**To be done**
Output the data word for word, dropping every image.

**Entries supplied**

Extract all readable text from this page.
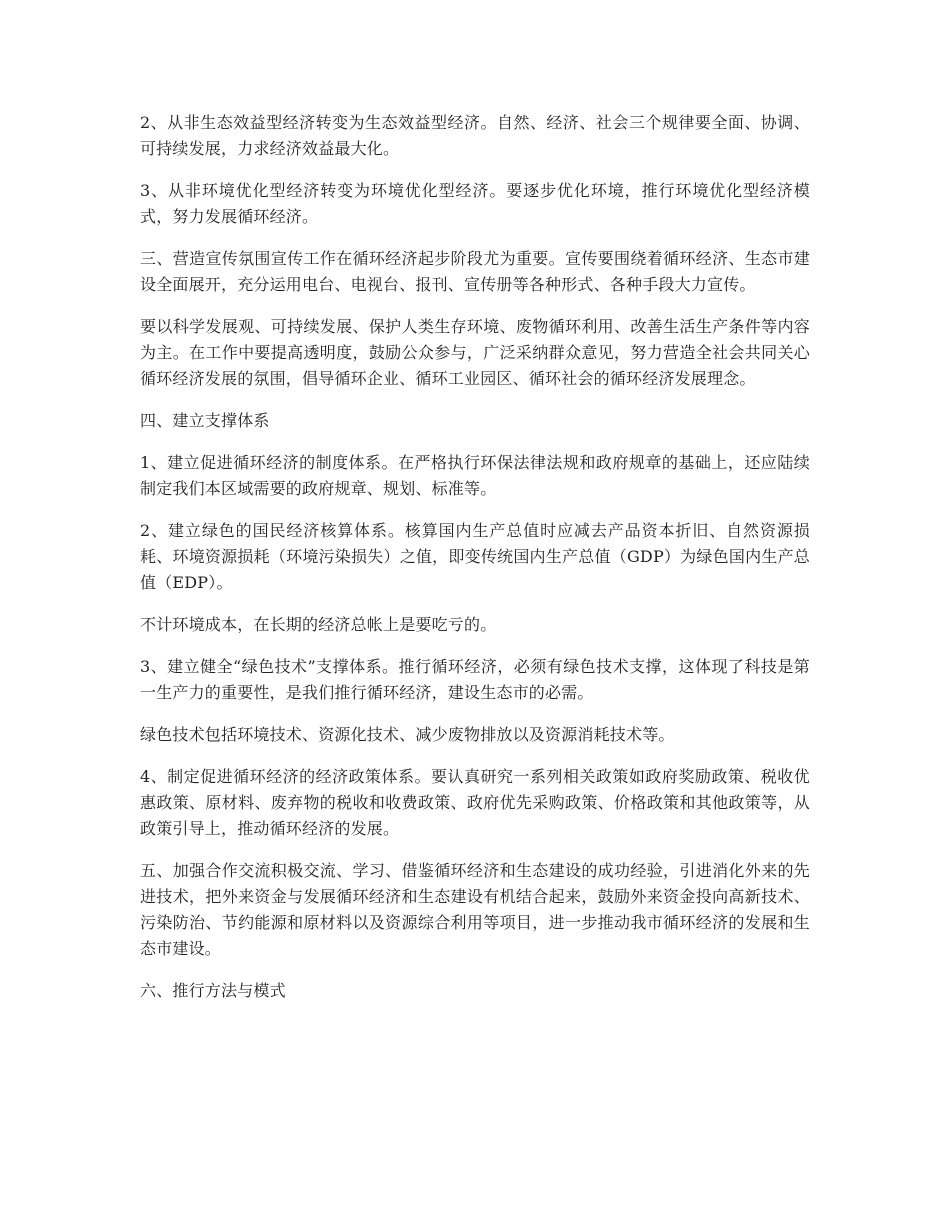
2、从非生态效益型经济转变为生态效益型经济。自然、经济、社会三个规律要全面、协调、可持续发展，力求经济效益最大化。

3、从非环境优化型经济转变为环境优化型经济。要逐步优化环境，推行环境优化型经济模式，努力发展循环经济。

三、营造宣传氛围宣传工作在循环经济起步阶段尤为重要。宣传要围绕着循环经济、生态市建设全面展开，充分运用电台、电视台、报刊、宣传册等各种形式、各种手段大力宣传。

要以科学发展观、可持续发展、保护人类生存环境、废物循环利用、改善生活生产条件等内容为主。在工作中要提高透明度，鼓励公众参与，广泛采纳群众意见，努力营造全社会共同关心循环经济发展的氛围，倡导循环企业、循环工业园区、循环社会的循环经济发展理念。

四、建立支撑体系

1、建立促进循环经济的制度体系。在严格执行环保法律法规和政府规章的基础上，还应陆续制定我们本区域需要的政府规章、规划、标准等。

2、建立绿色的国民经济核算体系。核算国内生产总值时应减去产品资本折旧、自然资源损耗、环境资源损耗（环境污染损失）之值，即变传统国内生产总值（GDP）为绿色国内生产总值（EDP）。

不计环境成本，在长期的经济总帐上是要吃亏的。

3、建立健全“绿色技术”支撑体系。推行循环经济，必须有绿色技术支撑，这体现了科技是第一生产力的重要性，是我们推行循环经济，建设生态市的必需。

绿色技术包括环境技术、资源化技术、减少废物排放以及资源消耗技术等。

4、制定促进循环经济的经济政策体系。要认真研究一系列相关政策如政府奖励政策、税收优惠政策、原材料、废弃物的税收和收费政策、政府优先采购政策、价格政策和其他政策等，从政策引导上，推动循环经济的发展。

五、加强合作交流积极交流、学习、借鉴循环经济和生态建设的成功经验，引进消化外来的先进技术，把外来资金与发展循环经济和生态建设有机结合起来，鼓励外来资金投向高新技术、污染防治、节约能源和原材料以及资源综合利用等项目，进一步推动我市循环经济的发展和生态市建设。

六、推行方法与模式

**Written response**
Extract all readable text from this page.
2、从非生态效益型经济转变为生态效益型经济。自然、经济、社会三个规律要全面、协调、可持续发展，力求经济效益最大化。

3、从非环境优化型经济转变为环境优化型经济。要逐步优化环境，推行环境优化型经济模式，努力发展循环经济。

三、营造宣传氛围宣传工作在循环经济起步阶段尤为重要。宣传要围绕着循环经济、生态市建设全面展开，充分运用电台、电视台、报刊、宣传册等各种形式、各种手段大力宣传。

要以科学发展观、可持续发展、保护人类生存环境、废物循环利用、改善生活生产条件等内容为主。在工作中要提高透明度，鼓励公众参与，广泛采纳群众意见，努力营造全社会共同关心循环经济发展的氛围，倡导循环企业、循环工业园区、循环社会的循环经济发展理念。

四、建立支撑体系

1、建立促进循环经济的制度体系。在严格执行环保法律法规和政府规章的基础上，还应陆续制定我们本区域需要的政府规章、规划、标准等。

2、建立绿色的国民经济核算体系。核算国内生产总值时应减去产品资本折旧、自然资源损耗、环境资源损耗（环境污染损失）之值，即变传统国内生产总值（GDP）为绿色国内生产总值（EDP）。

不计环境成本，在长期的经济总帐上是要吃亏的。

3、建立健全“绿色技术”支撑体系。推行循环经济，必须有绿色技术支撑，这体现了科技是第一生产力的重要性，是我们推行循环经济，建设生态市的必需。

绿色技术包括环境技术、资源化技术、减少废物排放以及资源消耗技术等。

4、制定促进循环经济的经济政策体系。要认真研究一系列相关政策如政府奖励政策、税收优惠政策、原材料、废弃物的税收和收费政策、政府优先采购政策、价格政策和其他政策等，从政策引导上，推动循环经济的发展。

五、加强合作交流积极交流、学习、借鉴循环经济和生态建设的成功经验，引进消化外来的先进技术，把外来资金与发展循环经济和生态建设有机结合起来，鼓励外来资金投向高新技术、污染防治、节约能源和原材料以及资源综合利用等项目，进一步推动我市循环经济的发展和生态市建设。

六、推行方法与模式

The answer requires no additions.